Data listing
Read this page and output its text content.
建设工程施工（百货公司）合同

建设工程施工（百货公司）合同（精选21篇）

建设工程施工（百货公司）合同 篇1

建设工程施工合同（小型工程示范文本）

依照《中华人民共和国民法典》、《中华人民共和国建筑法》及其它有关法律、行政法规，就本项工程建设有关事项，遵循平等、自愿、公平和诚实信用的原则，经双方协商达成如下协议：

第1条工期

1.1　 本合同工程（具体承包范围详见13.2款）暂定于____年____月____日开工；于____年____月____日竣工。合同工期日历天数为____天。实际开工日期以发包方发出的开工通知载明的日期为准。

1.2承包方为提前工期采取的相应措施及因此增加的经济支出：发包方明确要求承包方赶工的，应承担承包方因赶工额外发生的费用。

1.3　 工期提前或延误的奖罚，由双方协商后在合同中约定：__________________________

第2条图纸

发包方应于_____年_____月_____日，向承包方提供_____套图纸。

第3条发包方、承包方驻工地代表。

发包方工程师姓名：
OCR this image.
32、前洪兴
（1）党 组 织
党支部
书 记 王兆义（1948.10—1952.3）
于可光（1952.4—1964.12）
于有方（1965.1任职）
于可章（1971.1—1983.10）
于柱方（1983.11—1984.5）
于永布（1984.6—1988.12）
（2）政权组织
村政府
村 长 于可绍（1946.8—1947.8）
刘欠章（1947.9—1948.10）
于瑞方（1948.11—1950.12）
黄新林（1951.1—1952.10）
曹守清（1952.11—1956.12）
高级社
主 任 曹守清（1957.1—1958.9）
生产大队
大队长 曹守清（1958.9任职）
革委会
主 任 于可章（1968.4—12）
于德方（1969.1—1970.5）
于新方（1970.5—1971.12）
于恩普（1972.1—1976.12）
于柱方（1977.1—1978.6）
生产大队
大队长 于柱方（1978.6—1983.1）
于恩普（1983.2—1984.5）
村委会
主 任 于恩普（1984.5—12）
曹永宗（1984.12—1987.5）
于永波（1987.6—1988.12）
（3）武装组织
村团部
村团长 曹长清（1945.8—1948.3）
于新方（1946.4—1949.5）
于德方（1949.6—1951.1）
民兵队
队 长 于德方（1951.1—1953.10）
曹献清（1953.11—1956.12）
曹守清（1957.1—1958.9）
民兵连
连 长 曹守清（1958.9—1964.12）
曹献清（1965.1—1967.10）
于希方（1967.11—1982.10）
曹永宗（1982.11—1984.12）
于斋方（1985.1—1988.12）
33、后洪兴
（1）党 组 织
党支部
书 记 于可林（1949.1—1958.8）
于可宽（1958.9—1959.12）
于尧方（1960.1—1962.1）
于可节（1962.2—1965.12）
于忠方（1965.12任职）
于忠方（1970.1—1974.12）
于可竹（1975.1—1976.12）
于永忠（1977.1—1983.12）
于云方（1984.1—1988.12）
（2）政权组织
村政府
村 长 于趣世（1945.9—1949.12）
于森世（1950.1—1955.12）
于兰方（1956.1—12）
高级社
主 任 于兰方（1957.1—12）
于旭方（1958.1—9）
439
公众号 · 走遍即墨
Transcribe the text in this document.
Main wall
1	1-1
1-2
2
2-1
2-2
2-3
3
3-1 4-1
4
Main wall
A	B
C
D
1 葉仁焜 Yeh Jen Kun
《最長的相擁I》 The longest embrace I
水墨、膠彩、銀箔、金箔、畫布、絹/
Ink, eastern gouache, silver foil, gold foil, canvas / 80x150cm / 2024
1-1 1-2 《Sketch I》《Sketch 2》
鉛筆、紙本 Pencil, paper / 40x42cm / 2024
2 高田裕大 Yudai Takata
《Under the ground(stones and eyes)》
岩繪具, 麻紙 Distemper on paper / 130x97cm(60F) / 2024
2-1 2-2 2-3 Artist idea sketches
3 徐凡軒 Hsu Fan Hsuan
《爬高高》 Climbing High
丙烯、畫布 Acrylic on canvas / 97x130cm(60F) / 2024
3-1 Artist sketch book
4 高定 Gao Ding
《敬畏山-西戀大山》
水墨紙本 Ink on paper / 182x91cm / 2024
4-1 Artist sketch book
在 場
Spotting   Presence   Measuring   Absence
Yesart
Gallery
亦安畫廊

What is needed: In the records above, return only the line that contains "Transcribe the text in this document." and every line after it through the last, exactly as they appear.

Final answer:
Transcribe the text in this document.
Main wall
1	1-1
1-2
2
2-1
2-2
2-3
3
3-1 4-1
4
Main wall
A	B
C
D
1 葉仁焜 Yeh Jen Kun
《最長的相擁I》 The longest embrace I
水墨、膠彩、銀箔、金箔、畫布、絹/
Ink, eastern gouache, silver foil, gold foil, canvas / 80x150cm / 2024
1-1 1-2 《Sketch I》《Sketch 2》
鉛筆、紙本 Pencil, paper / 40x42cm / 2024
2 高田裕大 Yudai Takata
《Under the ground(stones and eyes)》
岩繪具, 麻紙 Distemper on paper / 130x97cm(60F) / 2024
2-1 2-2 2-3 Artist idea sketches
3 徐凡軒 Hsu Fan Hsuan
《爬高高》 Climbing High
丙烯、畫布 Acrylic on canvas / 97x130cm(60F) / 2024
3-1 Artist sketch book
4 高定 Gao Ding
《敬畏山-西戀大山》
水墨紙本 Ink on paper / 182x91cm / 2024
4-1 Artist sketch book
在 場
Spotting   Presence   Measuring   Absence
Yesart
Gallery
亦安畫廊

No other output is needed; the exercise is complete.